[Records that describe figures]
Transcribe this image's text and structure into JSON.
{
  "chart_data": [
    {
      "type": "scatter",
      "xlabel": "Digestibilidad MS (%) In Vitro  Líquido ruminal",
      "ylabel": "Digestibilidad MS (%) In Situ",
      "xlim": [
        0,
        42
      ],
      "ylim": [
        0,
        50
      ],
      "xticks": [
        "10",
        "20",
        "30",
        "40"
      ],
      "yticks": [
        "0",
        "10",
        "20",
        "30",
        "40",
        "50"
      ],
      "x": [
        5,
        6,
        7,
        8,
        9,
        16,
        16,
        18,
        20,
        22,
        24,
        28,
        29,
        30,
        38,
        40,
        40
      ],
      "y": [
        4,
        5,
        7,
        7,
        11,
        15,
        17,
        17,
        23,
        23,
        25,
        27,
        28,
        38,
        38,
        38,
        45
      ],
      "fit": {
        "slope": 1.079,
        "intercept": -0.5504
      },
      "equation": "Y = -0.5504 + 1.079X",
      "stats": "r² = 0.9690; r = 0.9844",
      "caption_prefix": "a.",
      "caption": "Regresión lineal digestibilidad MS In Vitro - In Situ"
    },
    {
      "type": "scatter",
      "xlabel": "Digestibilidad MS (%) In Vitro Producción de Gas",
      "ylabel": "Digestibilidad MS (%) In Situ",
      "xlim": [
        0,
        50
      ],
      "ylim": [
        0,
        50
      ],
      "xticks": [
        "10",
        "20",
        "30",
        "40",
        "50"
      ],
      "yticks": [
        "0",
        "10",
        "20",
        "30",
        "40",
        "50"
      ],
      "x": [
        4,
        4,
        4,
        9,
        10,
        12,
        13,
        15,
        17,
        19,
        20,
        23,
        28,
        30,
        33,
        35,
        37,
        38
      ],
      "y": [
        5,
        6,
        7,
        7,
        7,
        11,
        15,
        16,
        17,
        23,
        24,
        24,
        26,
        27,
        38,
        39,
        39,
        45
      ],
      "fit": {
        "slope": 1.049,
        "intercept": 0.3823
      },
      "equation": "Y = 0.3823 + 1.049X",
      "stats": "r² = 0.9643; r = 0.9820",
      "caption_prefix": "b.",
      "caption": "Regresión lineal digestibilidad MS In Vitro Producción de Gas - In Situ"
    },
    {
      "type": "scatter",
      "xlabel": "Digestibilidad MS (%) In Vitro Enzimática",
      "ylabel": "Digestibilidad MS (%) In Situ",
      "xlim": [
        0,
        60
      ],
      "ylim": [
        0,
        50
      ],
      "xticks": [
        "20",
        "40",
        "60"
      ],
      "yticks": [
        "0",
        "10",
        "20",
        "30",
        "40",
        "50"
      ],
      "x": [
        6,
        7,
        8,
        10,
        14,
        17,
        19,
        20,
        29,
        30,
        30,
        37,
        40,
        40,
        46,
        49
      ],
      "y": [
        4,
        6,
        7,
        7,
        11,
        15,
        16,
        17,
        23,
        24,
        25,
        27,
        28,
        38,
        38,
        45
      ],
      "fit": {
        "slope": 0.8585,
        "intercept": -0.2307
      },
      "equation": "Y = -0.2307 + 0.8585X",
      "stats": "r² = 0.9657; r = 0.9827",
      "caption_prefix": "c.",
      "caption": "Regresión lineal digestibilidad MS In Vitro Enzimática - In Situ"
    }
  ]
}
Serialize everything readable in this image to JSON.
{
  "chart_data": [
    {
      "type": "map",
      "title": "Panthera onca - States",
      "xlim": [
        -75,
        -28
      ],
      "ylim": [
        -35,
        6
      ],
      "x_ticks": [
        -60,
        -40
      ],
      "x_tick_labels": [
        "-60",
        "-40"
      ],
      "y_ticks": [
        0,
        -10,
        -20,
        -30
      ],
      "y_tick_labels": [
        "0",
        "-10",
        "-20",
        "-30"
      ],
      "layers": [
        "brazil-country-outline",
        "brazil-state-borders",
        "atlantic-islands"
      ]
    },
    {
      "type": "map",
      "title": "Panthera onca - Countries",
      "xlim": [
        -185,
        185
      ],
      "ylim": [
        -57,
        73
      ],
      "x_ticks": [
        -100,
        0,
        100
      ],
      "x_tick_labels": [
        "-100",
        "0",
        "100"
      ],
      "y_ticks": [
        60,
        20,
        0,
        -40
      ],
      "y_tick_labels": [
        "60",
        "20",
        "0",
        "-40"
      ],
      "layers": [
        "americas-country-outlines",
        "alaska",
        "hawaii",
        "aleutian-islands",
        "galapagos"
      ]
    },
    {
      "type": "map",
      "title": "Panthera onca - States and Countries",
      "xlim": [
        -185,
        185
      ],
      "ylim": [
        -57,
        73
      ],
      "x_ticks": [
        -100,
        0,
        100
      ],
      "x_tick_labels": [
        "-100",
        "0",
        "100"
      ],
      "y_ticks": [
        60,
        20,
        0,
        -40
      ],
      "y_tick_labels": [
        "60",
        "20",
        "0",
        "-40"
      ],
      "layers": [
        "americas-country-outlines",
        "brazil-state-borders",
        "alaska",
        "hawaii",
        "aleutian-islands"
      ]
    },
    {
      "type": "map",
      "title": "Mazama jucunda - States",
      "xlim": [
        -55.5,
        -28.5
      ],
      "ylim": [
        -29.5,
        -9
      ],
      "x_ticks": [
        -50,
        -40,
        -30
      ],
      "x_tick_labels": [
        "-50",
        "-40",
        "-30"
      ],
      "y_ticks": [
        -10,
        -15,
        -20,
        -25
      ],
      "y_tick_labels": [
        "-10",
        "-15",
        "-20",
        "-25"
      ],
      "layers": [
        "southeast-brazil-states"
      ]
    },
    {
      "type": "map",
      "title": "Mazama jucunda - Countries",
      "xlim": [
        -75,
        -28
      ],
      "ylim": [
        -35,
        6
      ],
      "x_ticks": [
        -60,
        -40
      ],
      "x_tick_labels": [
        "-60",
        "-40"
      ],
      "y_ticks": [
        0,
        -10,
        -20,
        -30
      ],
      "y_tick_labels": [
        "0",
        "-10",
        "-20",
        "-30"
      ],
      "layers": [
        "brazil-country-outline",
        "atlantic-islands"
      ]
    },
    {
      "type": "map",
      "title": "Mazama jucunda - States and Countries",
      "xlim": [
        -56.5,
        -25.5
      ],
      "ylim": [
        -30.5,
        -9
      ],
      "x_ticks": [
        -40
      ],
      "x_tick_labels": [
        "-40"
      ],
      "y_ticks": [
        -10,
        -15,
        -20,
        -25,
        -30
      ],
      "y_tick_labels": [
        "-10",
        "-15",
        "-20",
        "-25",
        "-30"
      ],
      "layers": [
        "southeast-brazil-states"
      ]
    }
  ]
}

*Exercise instructions*.
In the records above, locate the lines holding the word "title". Copy each of them.

*Completed exercise*.
      "title": "Panthera onca - States",
      "title": "Panthera onca - Countries",
      "title": "Panthera onca - States and Countries",
      "title": "Mazama jucunda - States",
      "title": "Mazama jucunda - Countries",
      "title": "Mazama jucunda - States and Countries",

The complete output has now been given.